[Collected data entries]
--- --- ---

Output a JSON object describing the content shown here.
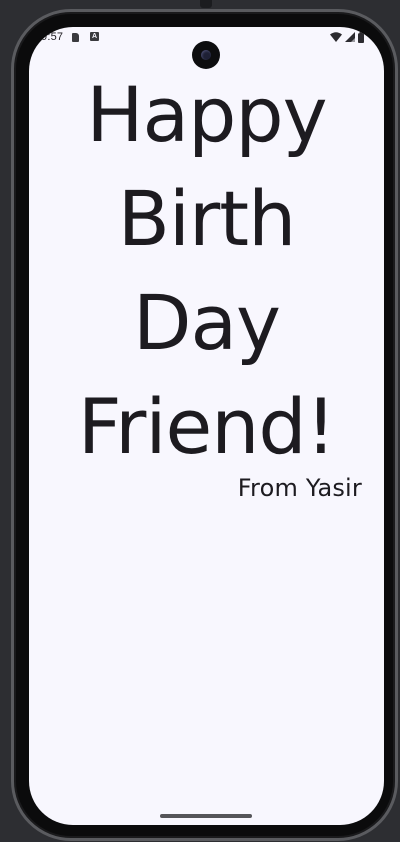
{
  "status_bar": {
    "time": "9:57",
    "icons": [
      "sd-card-icon",
      "accessibility-a-icon",
      "wifi-icon",
      "cell-signal-icon",
      "battery-icon"
    ]
  },
  "card": {
    "greeting_lines": [
      "Happy",
      "Birth",
      "Day",
      "Friend!"
    ],
    "signature": "From Yasir"
  },
  "colors": {
    "background": "#f8f7fe",
    "text": "#1d1b20",
    "frame": "#0b0b0c"
  }
}
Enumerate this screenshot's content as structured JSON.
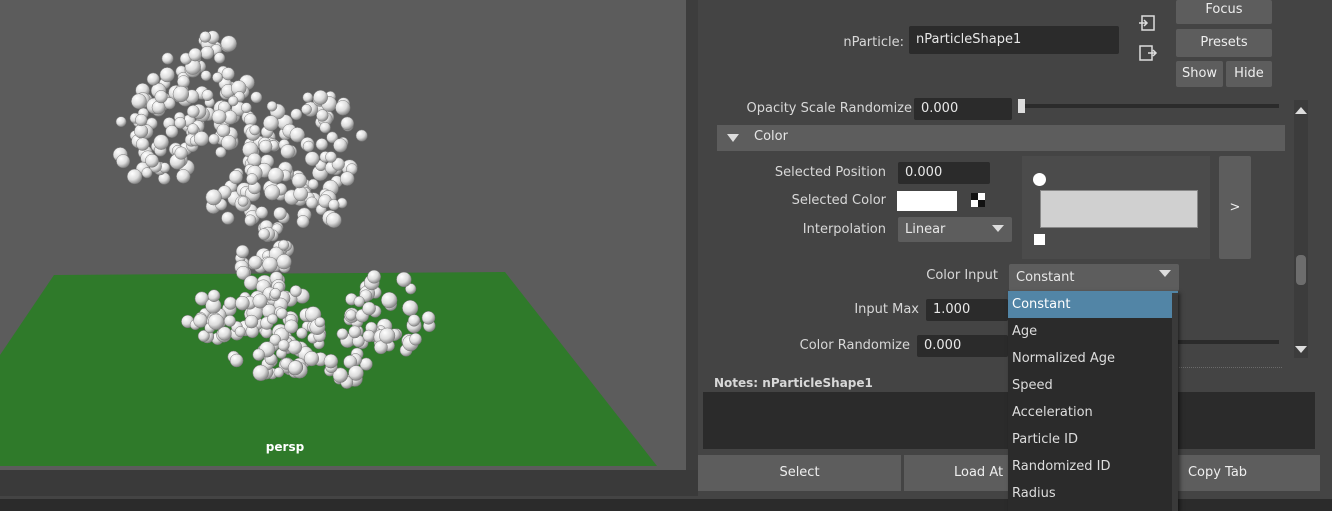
{
  "viewport": {
    "camera": "persp"
  },
  "attribute_editor": {
    "node_label": "nParticle:",
    "node_value": "nParticleShape1",
    "focus_label": "Focus",
    "presets_label": "Presets",
    "show_label": "Show",
    "hide_label": "Hide",
    "opacity_scale_randomize": {
      "label": "Opacity Scale Randomize",
      "value": "0.000",
      "slider_fraction": 0.0
    },
    "color_section": "Color",
    "selected_position": {
      "label": "Selected Position",
      "value": "0.000"
    },
    "selected_color": {
      "label": "Selected Color"
    },
    "interpolation": {
      "label": "Interpolation",
      "value": "Linear"
    },
    "ramp_expand_label": ">",
    "color_input": {
      "label": "Color Input",
      "value": "Constant"
    },
    "input_max": {
      "label": "Input Max",
      "value": "1.000"
    },
    "color_randomize": {
      "label": "Color Randomize",
      "value": "0.000"
    },
    "notes_label": "Notes:  nParticleShape1",
    "buttons": {
      "select": "Select",
      "load_attributes": "Load At",
      "copy_tab": "Copy Tab"
    }
  },
  "dropdown": {
    "options": [
      "Constant",
      "Age",
      "Normalized Age",
      "Speed",
      "Acceleration",
      "Particle ID",
      "Randomized ID",
      "Radius"
    ],
    "selected_index": 0
  },
  "colors": {
    "ground": "#2f7a2a",
    "viewport_bg": "#5c5c5c",
    "selection": "#5285a6"
  }
}
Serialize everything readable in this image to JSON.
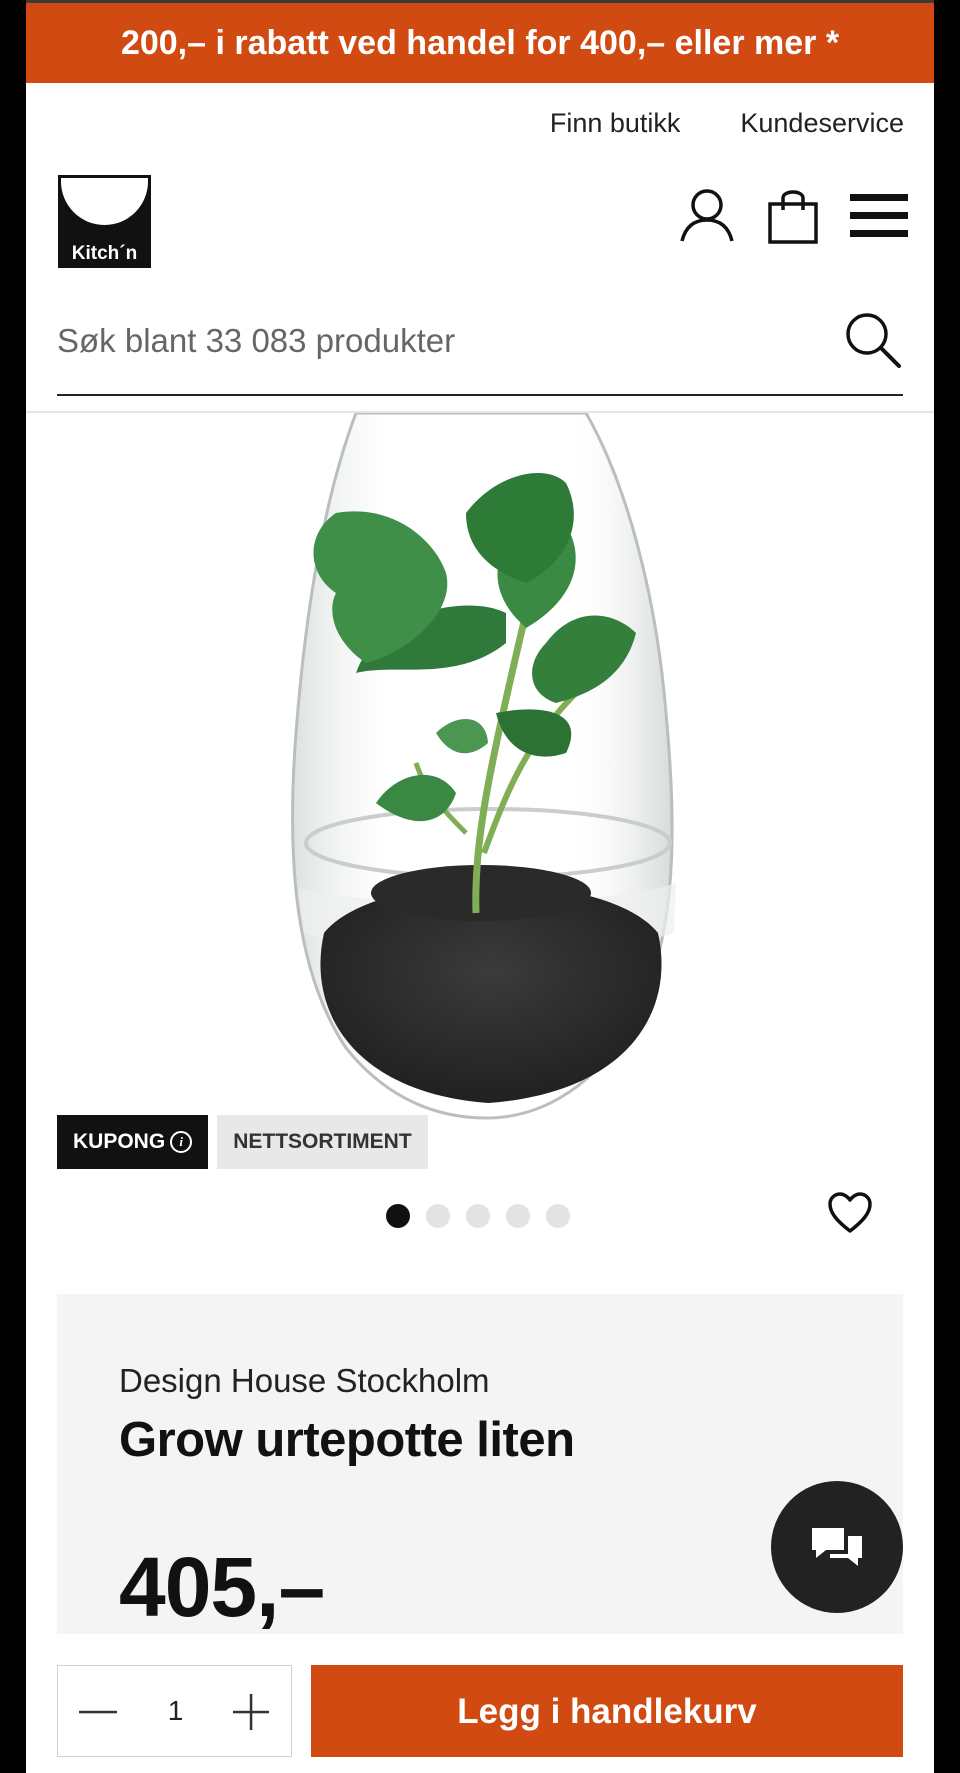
{
  "promo_banner": {
    "text": "200,– i rabatt ved handel for 400,– eller mer *"
  },
  "header": {
    "links": [
      "Finn butikk",
      "Kundeservice"
    ],
    "logo_text": "Kitch´n"
  },
  "search": {
    "placeholder": "Søk blant 33 083 produkter"
  },
  "icons": {
    "account": "user-icon",
    "cart": "shopping-bag-icon",
    "menu": "hamburger-menu-icon",
    "search": "search-icon",
    "favorite": "heart-icon",
    "chat": "chat-bubbles-icon",
    "decrease": "minus-icon",
    "increase": "plus-icon"
  },
  "product": {
    "badges": [
      "KUPONG",
      "NETTSORTIMENT"
    ],
    "image_count": 5,
    "active_image": 1,
    "brand": "Design House Stockholm",
    "name": "Grow urtepotte liten",
    "price": "405,–"
  },
  "purchase": {
    "quantity": "1",
    "add_to_cart_label": "Legg i handlekurv"
  },
  "colors": {
    "accent": "#d14a12",
    "dark": "#111111",
    "card_bg": "#f4f4f4"
  }
}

--- --- ---

Go through the material above and print all of it exactly, except the pictures.

RIGHT ANSWER ::
Output a JSON object describing the content shown here.
{
  "status_bar": {
    "time": "9:57",
    "icons": [
      "sd-card-icon",
      "accessibility-a-icon",
      "wifi-icon",
      "cell-signal-icon",
      "battery-icon"
    ]
  },
  "card": {
    "greeting_lines": [
      "Happy",
      "Birth",
      "Day",
      "Friend!"
    ],
    "signature": "From Yasir"
  },
  "colors": {
    "background": "#f8f7fe",
    "text": "#1d1b20",
    "frame": "#0b0b0c"
  }
}
Enumerate this screenshot's content as structured JSON.
{
  "viewport": {
    "camera": "persp"
  },
  "attribute_editor": {
    "node_label": "nParticle:",
    "node_value": "nParticleShape1",
    "focus_label": "Focus",
    "presets_label": "Presets",
    "show_label": "Show",
    "hide_label": "Hide",
    "opacity_scale_randomize": {
      "label": "Opacity Scale Randomize",
      "value": "0.000",
      "slider_fraction": 0.0
    },
    "color_section": "Color",
    "selected_position": {
      "label": "Selected Position",
      "value": "0.000"
    },
    "selected_color": {
      "label": "Selected Color"
    },
    "interpolation": {
      "label": "Interpolation",
      "value": "Linear"
    },
    "ramp_expand_label": ">",
    "color_input": {
      "label": "Color Input",
      "value": "Constant"
    },
    "input_max": {
      "label": "Input Max",
      "value": "1.000"
    },
    "color_randomize": {
      "label": "Color Randomize",
      "value": "0.000"
    },
    "notes_label": "Notes:  nParticleShape1",
    "buttons": {
      "select": "Select",
      "load_attributes": "Load At",
      "copy_tab": "Copy Tab"
    }
  },
  "dropdown": {
    "options": [
      "Constant",
      "Age",
      "Normalized Age",
      "Speed",
      "Acceleration",
      "Particle ID",
      "Randomized ID",
      "Radius"
    ],
    "selected_index": 0
  },
  "colors": {
    "ground": "#2f7a2a",
    "viewport_bg": "#5c5c5c",
    "selection": "#5285a6"
  }
}
Serialize everything readable in this image to JSON.
{
  "promo_banner": {
    "text": "200,– i rabatt ved handel for 400,– eller mer *"
  },
  "header": {
    "links": [
      "Finn butikk",
      "Kundeservice"
    ],
    "logo_text": "Kitch´n"
  },
  "search": {
    "placeholder": "Søk blant 33 083 produkter"
  },
  "icons": {
    "account": "user-icon",
    "cart": "shopping-bag-icon",
    "menu": "hamburger-menu-icon",
    "search": "search-icon",
    "favorite": "heart-icon",
    "chat": "chat-bubbles-icon",
    "decrease": "minus-icon",
    "increase": "plus-icon"
  },
  "product": {
    "badges": [
      "KUPONG",
      "NETTSORTIMENT"
    ],
    "image_count": 5,
    "active_image": 1,
    "brand": "Design House Stockholm",
    "name": "Grow urtepotte liten",
    "price": "405,–"
  },
  "purchase": {
    "quantity": "1",
    "add_to_cart_label": "Legg i handlekurv"
  },
  "colors": {
    "accent": "#d14a12",
    "dark": "#111111",
    "card_bg": "#f4f4f4"
  }
}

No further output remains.